==== Stored rows ====

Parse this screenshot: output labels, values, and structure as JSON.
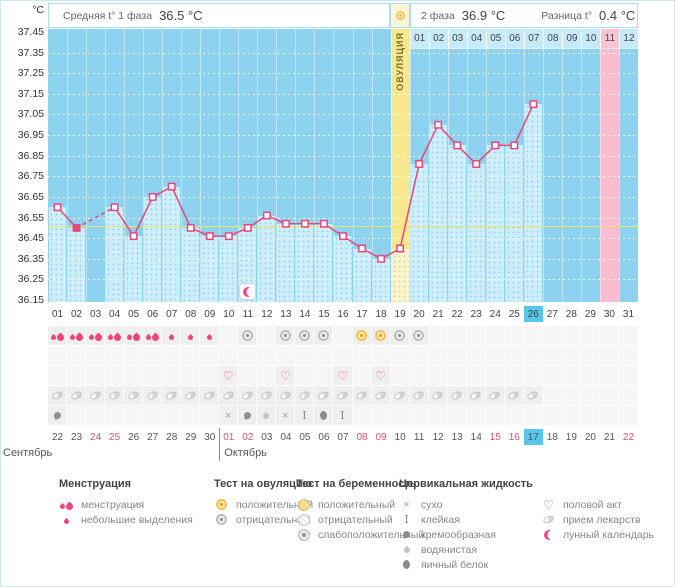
{
  "unit": "°C",
  "header": {
    "phase1_label": "Средняя t° 1 фаза",
    "phase1_value": "36.5 °C",
    "phase2_label": "2 фаза",
    "phase2_value": "36.9 °C",
    "diff_label": "Разница t°",
    "diff_value": "0.4 °C"
  },
  "chart_data": {
    "type": "line",
    "title": "Basal body temperature cycle chart",
    "ylabel": "°C",
    "ylim": [
      36.15,
      37.45
    ],
    "y_ticks": [
      "37.45",
      "37.35",
      "37.25",
      "37.15",
      "37.05",
      "36.95",
      "36.85",
      "36.75",
      "36.65",
      "36.55",
      "36.45",
      "36.35",
      "36.25",
      "36.15"
    ],
    "x_days": 31,
    "temps_by_day": {
      "1": 36.6,
      "2": 36.5,
      "4": 36.6,
      "5": 36.46,
      "6": 36.65,
      "7": 36.7,
      "8": 36.5,
      "9": 36.46,
      "10": 36.46,
      "11": 36.5,
      "12": 36.56,
      "13": 36.52,
      "14": 36.52,
      "15": 36.52,
      "16": 36.46,
      "17": 36.4,
      "18": 36.35,
      "19": 36.4,
      "20": 36.81,
      "21": 37.0,
      "22": 36.9,
      "23": 36.81,
      "24": 36.9,
      "25": 36.9,
      "26": 37.1
    },
    "missing_day": 3,
    "filled_marker_days": [
      2
    ],
    "coverline": 36.51,
    "ovulation_day": 19,
    "ovulation_label": "ОВУЛЯЦИЯ",
    "predicted_period_day": 30,
    "today_day": 26,
    "lunar_day": 11,
    "phase2_numbers": [
      "01",
      "02",
      "03",
      "04",
      "05",
      "06",
      "07",
      "08",
      "09",
      "10",
      "11",
      "12"
    ],
    "phase2_highlighted": "11",
    "line_color": "#e8477c",
    "bg_blue": "#8dd3ef",
    "bar_blue": "#cdeefb",
    "ovulation_yellow": "#f6e88e",
    "period_pink": "#f9bcd0",
    "grid": true
  },
  "events": {
    "menstruation_heavy_days": [
      1,
      2,
      3,
      4,
      5,
      6
    ],
    "menstruation_light_days": [
      7,
      8,
      9
    ],
    "ovulation_test_negative_days": [
      11,
      13,
      14,
      15,
      19,
      20
    ],
    "ovulation_test_positive_days": [
      17,
      18
    ],
    "intercourse_days": [
      10,
      13,
      16,
      18
    ],
    "medication_days": [
      1,
      2,
      3,
      4,
      5,
      6,
      7,
      8,
      9,
      10,
      11,
      12,
      13,
      14,
      15,
      16,
      17,
      18,
      19,
      20,
      21,
      22,
      23,
      24,
      25,
      26
    ],
    "cervical_by_day": {
      "1": "creamy",
      "10": "dry",
      "11": "creamy",
      "12": "watery",
      "13": "dry",
      "14": "sticky",
      "15": "eggwhite",
      "16": "sticky"
    }
  },
  "calendar": {
    "day_numbers": [
      "01",
      "02",
      "03",
      "04",
      "05",
      "06",
      "07",
      "08",
      "09",
      "10",
      "11",
      "12",
      "13",
      "14",
      "15",
      "16",
      "17",
      "18",
      "19",
      "20",
      "21",
      "22",
      "23",
      "24",
      "25",
      "26",
      "27",
      "28",
      "29",
      "30",
      "31"
    ],
    "dates": [
      {
        "t": "22"
      },
      {
        "t": "23"
      },
      {
        "t": "24",
        "red": true
      },
      {
        "t": "25",
        "red": true
      },
      {
        "t": "26"
      },
      {
        "t": "27"
      },
      {
        "t": "28"
      },
      {
        "t": "29"
      },
      {
        "t": "30"
      },
      {
        "t": "01",
        "red": true
      },
      {
        "t": "02",
        "red": true
      },
      {
        "t": "03"
      },
      {
        "t": "04"
      },
      {
        "t": "05"
      },
      {
        "t": "06"
      },
      {
        "t": "07"
      },
      {
        "t": "08",
        "red": true
      },
      {
        "t": "09",
        "red": true
      },
      {
        "t": "10"
      },
      {
        "t": "11"
      },
      {
        "t": "12"
      },
      {
        "t": "13"
      },
      {
        "t": "14"
      },
      {
        "t": "15",
        "red": true
      },
      {
        "t": "16",
        "red": true
      },
      {
        "t": "17",
        "today": true
      },
      {
        "t": "18"
      },
      {
        "t": "19"
      },
      {
        "t": "20"
      },
      {
        "t": "21"
      },
      {
        "t": "22",
        "red": true
      }
    ],
    "months": [
      {
        "label": "Сентябрь"
      },
      {
        "label": "Октябрь"
      }
    ]
  },
  "legend": [
    {
      "title": "Менструация",
      "items": [
        {
          "icon": "menses-heavy",
          "label": "менструация"
        },
        {
          "icon": "menses-light",
          "label": "небольшие выделения"
        }
      ]
    },
    {
      "title": "Тест на овуляцию",
      "items": [
        {
          "icon": "ovu-pos",
          "label": "положительный"
        },
        {
          "icon": "ovu-neg",
          "label": "отрицательный"
        }
      ]
    },
    {
      "title": "Тест на беременность",
      "items": [
        {
          "icon": "preg-pos",
          "label": "положительный"
        },
        {
          "icon": "preg-neg",
          "label": "отрицательный"
        },
        {
          "icon": "preg-weak",
          "label": "слабоположительный"
        }
      ]
    },
    {
      "title": "Цервикальная жидкость",
      "items": [
        {
          "icon": "dry",
          "label": "сухо"
        },
        {
          "icon": "sticky",
          "label": "клейкая"
        },
        {
          "icon": "creamy",
          "label": "кремообразная"
        },
        {
          "icon": "watery",
          "label": "водянистая"
        },
        {
          "icon": "eggwhite",
          "label": "яичный белок"
        }
      ]
    },
    {
      "title": "",
      "items": [
        {
          "icon": "heart",
          "label": "половой акт"
        },
        {
          "icon": "pill",
          "label": "прием лекарств"
        },
        {
          "icon": "moon",
          "label": "лунный календарь"
        }
      ]
    }
  ]
}
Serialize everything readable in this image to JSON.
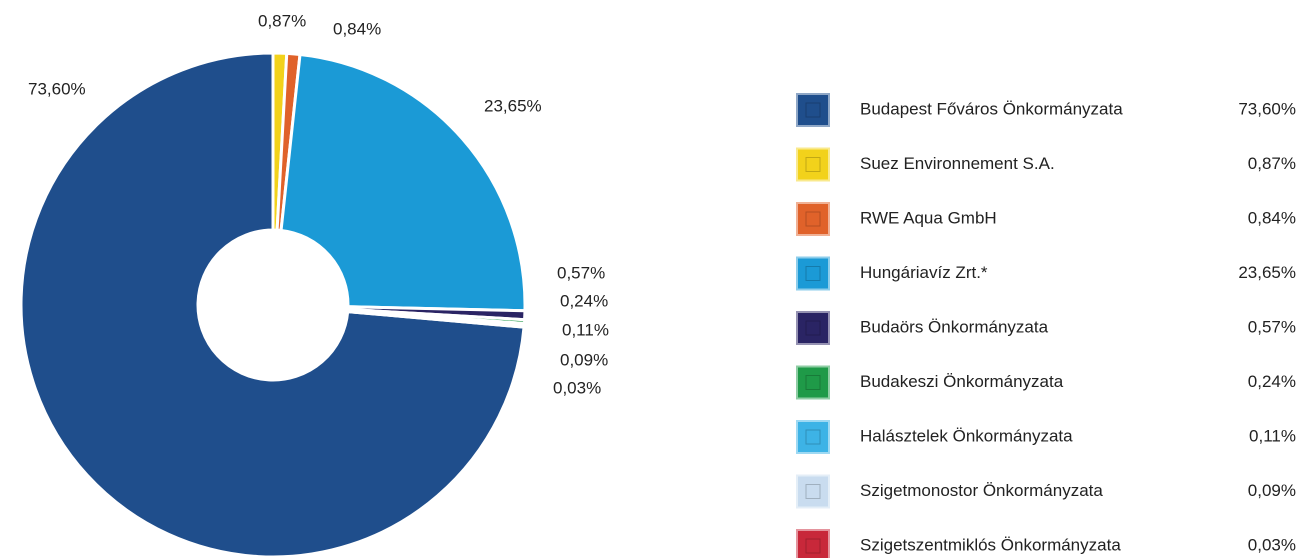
{
  "chart_data": {
    "type": "pie",
    "categories": [
      "Budapest Főváros Önkormányzata",
      "Suez Environnement S.A.",
      "RWE Aqua GmbH",
      "Hungáriavíz Zrt.*",
      "Budaörs Önkormányzata",
      "Budakeszi Önkormányzata",
      "Halásztelek Önkormányzata",
      "Szigetmonostor Önkormányzata",
      "Szigetszentmiklós Önkormányzata"
    ],
    "values": [
      73.6,
      0.87,
      0.84,
      23.65,
      0.57,
      0.24,
      0.11,
      0.09,
      0.03
    ],
    "value_labels": [
      "73,60%",
      "0,87%",
      "0,84%",
      "23,65%",
      "0,57%",
      "0,24%",
      "0,11%",
      "0,09%",
      "0,03%"
    ],
    "colors": [
      "#1f4e8c",
      "#f2d21b",
      "#e0622a",
      "#1b9ad6",
      "#2a2464",
      "#1f9a48",
      "#3db3e6",
      "#c9dcef",
      "#c8283a"
    ],
    "donut": true
  }
}
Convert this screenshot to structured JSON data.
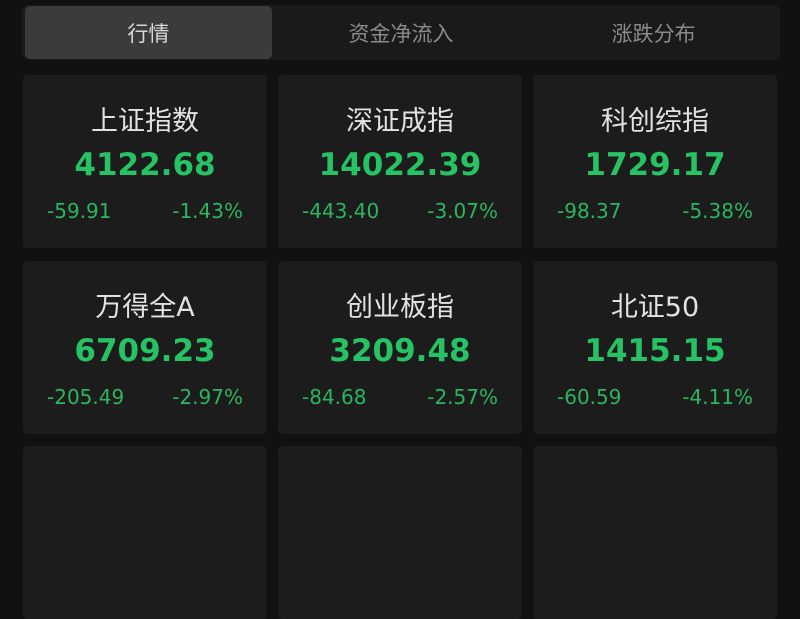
{
  "tabs": [
    {
      "label": "行情",
      "active": true
    },
    {
      "label": "资金净流入",
      "active": false
    },
    {
      "label": "涨跌分布",
      "active": false
    }
  ],
  "colors": {
    "down": "#27c264"
  },
  "indices": [
    {
      "name": "上证指数",
      "value": "4122.68",
      "change": "-59.91",
      "pct": "-1.43%"
    },
    {
      "name": "深证成指",
      "value": "14022.39",
      "change": "-443.40",
      "pct": "-3.07%"
    },
    {
      "name": "科创综指",
      "value": "1729.17",
      "change": "-98.37",
      "pct": "-5.38%"
    },
    {
      "name": "万得全A",
      "value": "6709.23",
      "change": "-205.49",
      "pct": "-2.97%"
    },
    {
      "name": "创业板指",
      "value": "3209.48",
      "change": "-84.68",
      "pct": "-2.57%"
    },
    {
      "name": "北证50",
      "value": "1415.15",
      "change": "-60.59",
      "pct": "-4.11%"
    }
  ]
}
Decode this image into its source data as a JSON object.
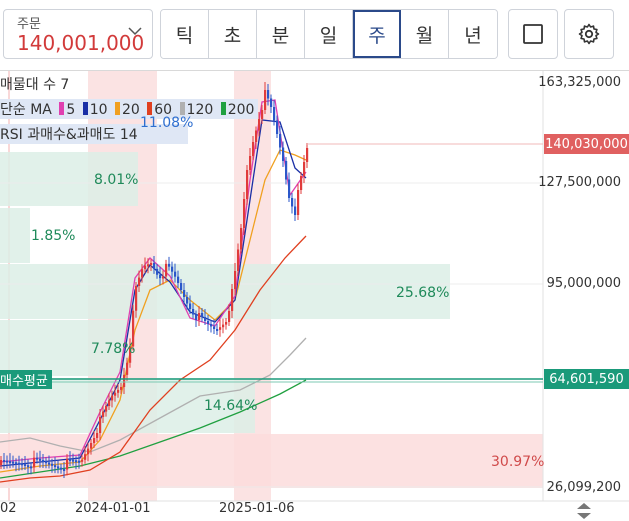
{
  "order": {
    "label": "주문",
    "value": "140,001,000"
  },
  "periods": [
    "틱",
    "초",
    "분",
    "일",
    "주",
    "월",
    "년"
  ],
  "active_period": "주",
  "legend": {
    "volume_profile": "매물대 수 7",
    "ma_prefix": "단순 MA",
    "ma_items": [
      {
        "label": "5",
        "color": "#e040b0"
      },
      {
        "label": "10",
        "color": "#1a2fa6"
      },
      {
        "label": "20",
        "color": "#f0a020"
      },
      {
        "label": "60",
        "color": "#e04020"
      },
      {
        "label": "120",
        "color": "#b0b0b0"
      },
      {
        "label": "200",
        "color": "#20a040"
      }
    ],
    "rsi": "RSI 과매수&과매도 14"
  },
  "price_axis": [
    "163,325,000",
    "127,500,000",
    "95,000,000",
    "26,099,200"
  ],
  "current_price_tag": {
    "value": "140,030,000",
    "color": "#e06060"
  },
  "avg_price_tag": {
    "value": "64,601,590",
    "color": "#1a9a7a"
  },
  "avg_price_label": "매수평균",
  "profile_pcts": [
    {
      "value": "11.08%",
      "color": "#2f6fd0"
    },
    {
      "value": "8.01%",
      "color": "#1f8a5a"
    },
    {
      "value": "1.85%",
      "color": "#1f8a5a"
    },
    {
      "value": "25.68%",
      "color": "#1f8a5a"
    },
    {
      "value": "7.78%",
      "color": "#1f8a5a"
    },
    {
      "value": "14.64%",
      "color": "#1f8a5a"
    },
    {
      "value": "30.97%",
      "color": "#d04a4a"
    }
  ],
  "dates": [
    "02",
    "2024-01-01",
    "2025-01-06"
  ]
}
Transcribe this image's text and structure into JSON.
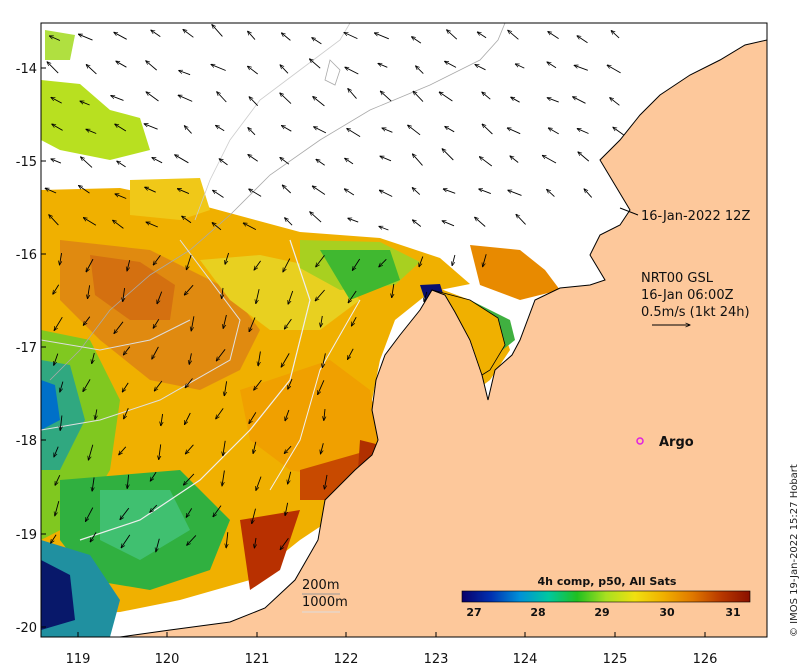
{
  "map": {
    "x_ticks": [
      "119",
      "120",
      "121",
      "122",
      "123",
      "124",
      "125",
      "126"
    ],
    "y_ticks": [
      "-14",
      "-15",
      "-16",
      "-17",
      "-18",
      "-19",
      "-20"
    ],
    "x_range": [
      118.6,
      126.8
    ],
    "y_range": [
      -20.3,
      -13.55
    ],
    "colors": {
      "land": "#fdc89b",
      "ocean": "#ffffff",
      "coast": "#000000",
      "bathy_200": "#bbbbbb",
      "bathy_1000": "#e6e6e6"
    }
  },
  "annotations": {
    "timestamp_label": "16-Jan-2022 12Z",
    "current_source": "NRT00 GSL",
    "current_time": "16-Jan 06:00Z",
    "current_scale": "0.5m/s (1kt 24h)",
    "argo_label": "Argo",
    "bathy_200": "200m",
    "bathy_1000": "1000m"
  },
  "colorbar": {
    "title": "4h comp, p50, All Sats",
    "ticks": [
      "27",
      "28",
      "29",
      "30",
      "31"
    ],
    "range": [
      26.6,
      31.4
    ],
    "colors": [
      "#08006a",
      "#0030b0",
      "#0090d8",
      "#00c8a0",
      "#20c020",
      "#a8e020",
      "#f0e010",
      "#f0b000",
      "#e07800",
      "#b83800",
      "#8a1000"
    ]
  },
  "credit": "© IMOS 19-Jan-2022 15:27 Hobart"
}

====

Identify the lines that hold the word "values". Copy every one of them.

Parse this screenshot: output labels, values, and structure as JSON.
    "values": [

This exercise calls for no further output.